◆ EXCERPT PROVIDED:
+ + + + + + +

"Supervixen" is an alternative rock song written and performed by alternative rock band Garbage and is the opening track on their self-titled debut studio album (1995). The song was titled after Russ Meyer's 1975 sexploitation film Supervixens but was influenced by Pier Paolo Pasolini's period horror art film Salò, or the 120 Days of Sodom, which had been playing on a monitor above the soundboard at Smart Studios when the band were working on it.

In the United States, "Supervixen" was released as an airplay-only single to alternative radio in October 1996. At the time, "Stupid Girl" was still charting highly on the Billboard Hot 100, and the band's debut album had been certified platinum by the Recording Industry Association of America (RIAA) for shipping a million units within the United States.

Composition

"Supervixen" was written by Garbage in 1994 during sessions between band members Butch Vig, Duke Erikson, Shirley Manson and Steve Marker at Smart Studios in Madison, Wisconsin. Madison session musician Mike Kashou performed bass guitar on "Supervixen". Manson felt that "Supervixen" was the hardest of all the debut set's songs to get right: "The lyrics of that song must’ve changed about 5 million times," adding that the track originally began as an ode to Chris Cornell. "Then it turned into a song about obsession and worship. Lyrically, it went through a lot of changes and melodies — this, that and the next thing." Manson fought with the rest of the band over a rap-lite vocal she had ad-libbed in the recording booth ("Now I want it too much, now I wanted to stop, now I'm lucky like a falling star fell over me") that she was particularly fond of. She won out, and the part was looped as a backing vocal towards the end of the song. Another part ("yeah, you worry too much, now it's got to be stopped") did not.

+ + + + + + +

◆ LISTED ENTRIES:
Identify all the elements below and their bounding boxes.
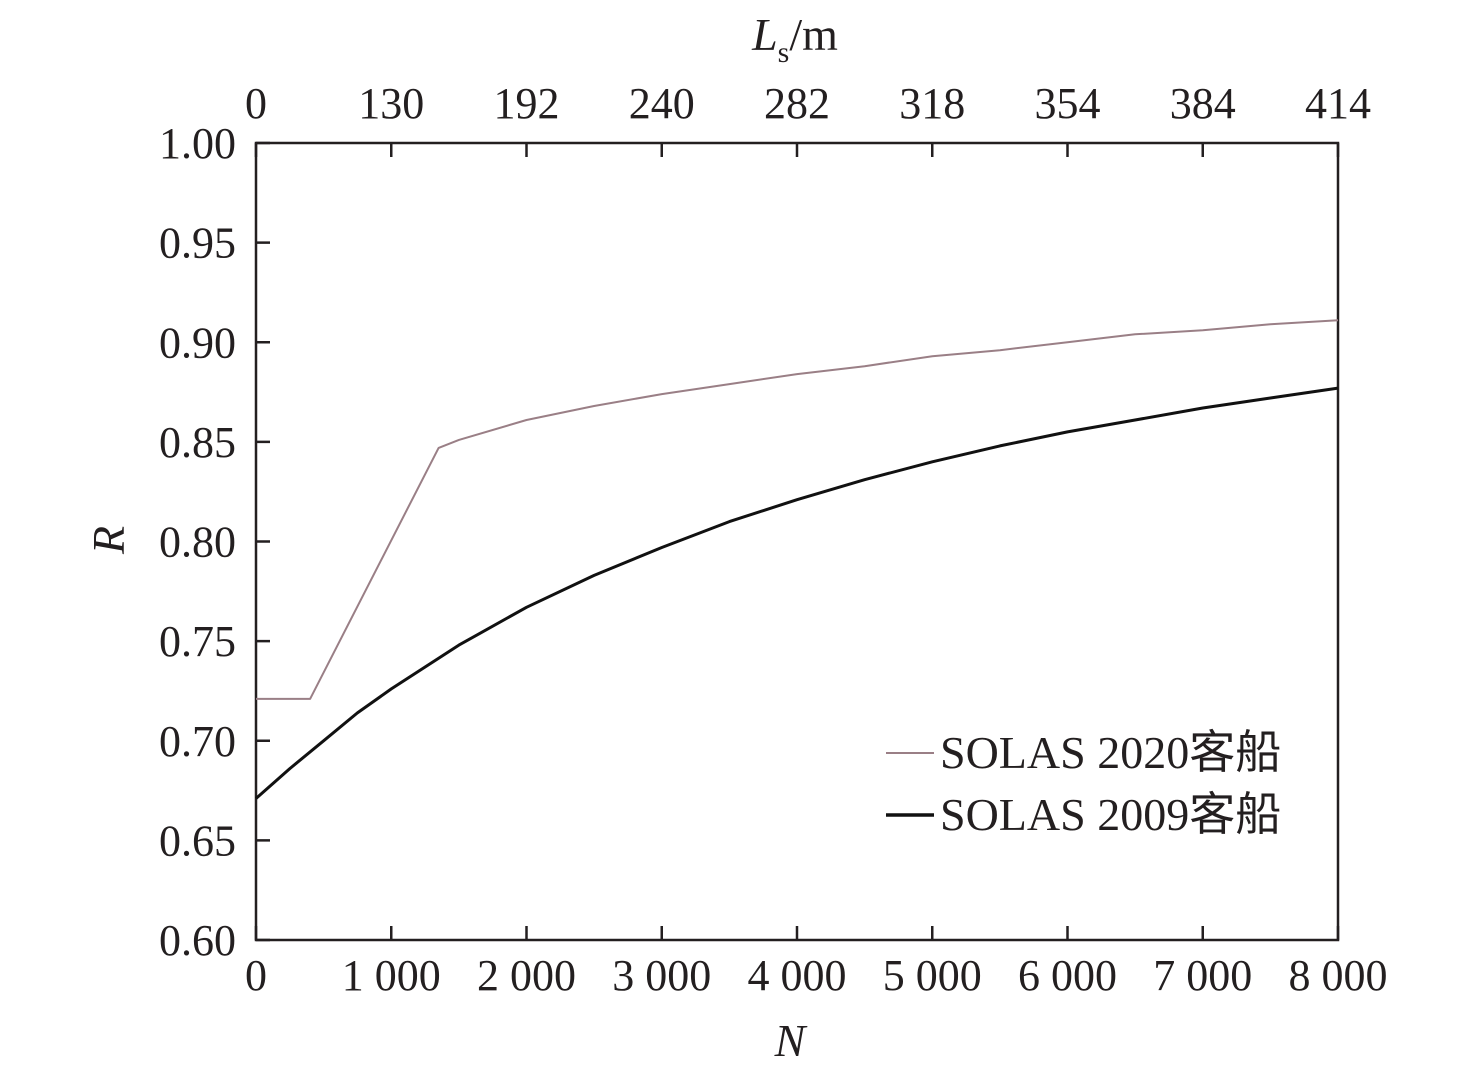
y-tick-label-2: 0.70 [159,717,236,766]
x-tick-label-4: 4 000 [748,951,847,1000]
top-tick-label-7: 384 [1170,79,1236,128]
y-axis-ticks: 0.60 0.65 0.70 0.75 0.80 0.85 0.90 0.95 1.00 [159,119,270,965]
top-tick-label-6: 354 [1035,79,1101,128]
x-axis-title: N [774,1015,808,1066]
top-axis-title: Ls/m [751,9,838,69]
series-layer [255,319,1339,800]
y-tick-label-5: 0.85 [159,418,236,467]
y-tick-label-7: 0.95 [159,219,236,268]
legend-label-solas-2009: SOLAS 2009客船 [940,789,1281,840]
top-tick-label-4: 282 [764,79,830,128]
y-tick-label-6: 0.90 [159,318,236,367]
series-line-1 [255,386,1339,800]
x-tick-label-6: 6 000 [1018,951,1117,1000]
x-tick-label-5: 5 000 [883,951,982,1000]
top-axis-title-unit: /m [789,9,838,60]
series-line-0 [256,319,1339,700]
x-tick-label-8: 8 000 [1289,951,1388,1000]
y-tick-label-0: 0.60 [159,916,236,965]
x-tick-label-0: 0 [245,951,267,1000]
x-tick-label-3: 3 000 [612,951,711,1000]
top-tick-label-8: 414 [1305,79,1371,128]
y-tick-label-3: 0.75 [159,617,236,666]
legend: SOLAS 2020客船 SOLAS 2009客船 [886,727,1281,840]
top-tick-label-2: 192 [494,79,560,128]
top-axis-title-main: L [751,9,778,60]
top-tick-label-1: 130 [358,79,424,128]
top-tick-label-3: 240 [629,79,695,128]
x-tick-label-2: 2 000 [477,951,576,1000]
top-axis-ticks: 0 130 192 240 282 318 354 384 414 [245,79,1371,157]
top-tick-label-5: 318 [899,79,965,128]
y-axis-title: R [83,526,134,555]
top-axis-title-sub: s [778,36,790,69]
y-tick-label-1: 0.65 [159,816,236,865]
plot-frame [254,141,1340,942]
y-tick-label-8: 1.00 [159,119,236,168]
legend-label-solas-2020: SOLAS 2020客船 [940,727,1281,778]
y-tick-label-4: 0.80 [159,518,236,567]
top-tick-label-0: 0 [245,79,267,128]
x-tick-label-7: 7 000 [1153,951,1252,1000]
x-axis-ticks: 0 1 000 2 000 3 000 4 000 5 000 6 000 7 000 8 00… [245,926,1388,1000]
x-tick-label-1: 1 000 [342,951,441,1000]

+ + + + + + +

◆ STATED GOAL 1:
Answer these questions using the "Supervixen" song text:
(a) What film was the song titled after?
(b) When was "Supervixen" released in the United States as an airplay-only single to alternative radio?
(c) Who played bass guitar on the track?
◆ STATED GOAL 2:
Resume the "Supervixen" song text after its final sentence, keeping its tone and subject.
The data placed after the "Supervixen" song text is separate material, unrelated to it.

◆ REPLY 1:
(a) Russ Meyer's 1975 sexploitation film Supervixens.
(b) October 1996.
(c) Madison session musician Mike Kashou.

◆ REPLY 2:
Much of the song was built around repeated silences peppered throughout the instrumental sections. The idea for the silences came when the tracking tape kept slipping during mixing. The band had looped a sustained guitar part consisting of two separate pitch-shifted guitar lines but their tape machine's playback function was faulty - parking instead of synching up both ends of the loop seamlessly. The band liked the way the effect had sounded, even though it originated from an unintentional hardware fault: "Basically it goes to dead air, and in a way it's just silence, but that also becomes a hook", Vig later commented. The effect was utilized by the band throughout the structure of "Supervixen", with some of the sections featuring other elements continuing through the deliberate pauses. To achieve this, the band had to make use of extensive muting to keep the final mix tight. Masterdisk's Scott Hull digitally removed the muted sections during the mastering of "Supervixen" to emphasize the silences. Reflecting back on this effect 25 years later, Manson stated: "These really incredible stops at the beginning of that song... Nowadays that’s so easy to replicate because we’re all recording digitally, but what’s so astounding about "Supervixen" was [that] it was all done on analog. It was quite difficult to do when you couldn’t just flip a button."

Lyrically, Manson stated that "Supervixen" "is all about saying 'idolise me, I'm going to give you everything you want, but you have to do something in return'. It's a bargaining song about a relationship. I'm not saying "I'm a wee Scottish lass fae Edinburgh and I'm great". It's actually about this supervixen, this Russ Meyer-type woman." Vig and Manson declared that the song's controlling tone is tongue-in-cheek, but Vig made sure to point out that during the live performances Manson's domination "[was] also kind of becoming real every night."

Release

Following the success of "Stupid Girl" at alternative radio while the band had supported Smashing Pumpkins' Mellon Collie/Infinite Sadness tour, and the further success of the Todd Terry remix at mainstream radio, Almo serviced a radio edit of "Supervixen" to alternative on October 15, 1996. "Supervixen" was already playlisted pre-release and being hammered daily by KROQ in Los Angeles, KNDD in Seattle and KOME in San Diego; upon official servicing the track was added to a further 45 station playlists. "Supervixen" debuted at #50 on industry publication R&Rs Alternative chart after its second week at radio.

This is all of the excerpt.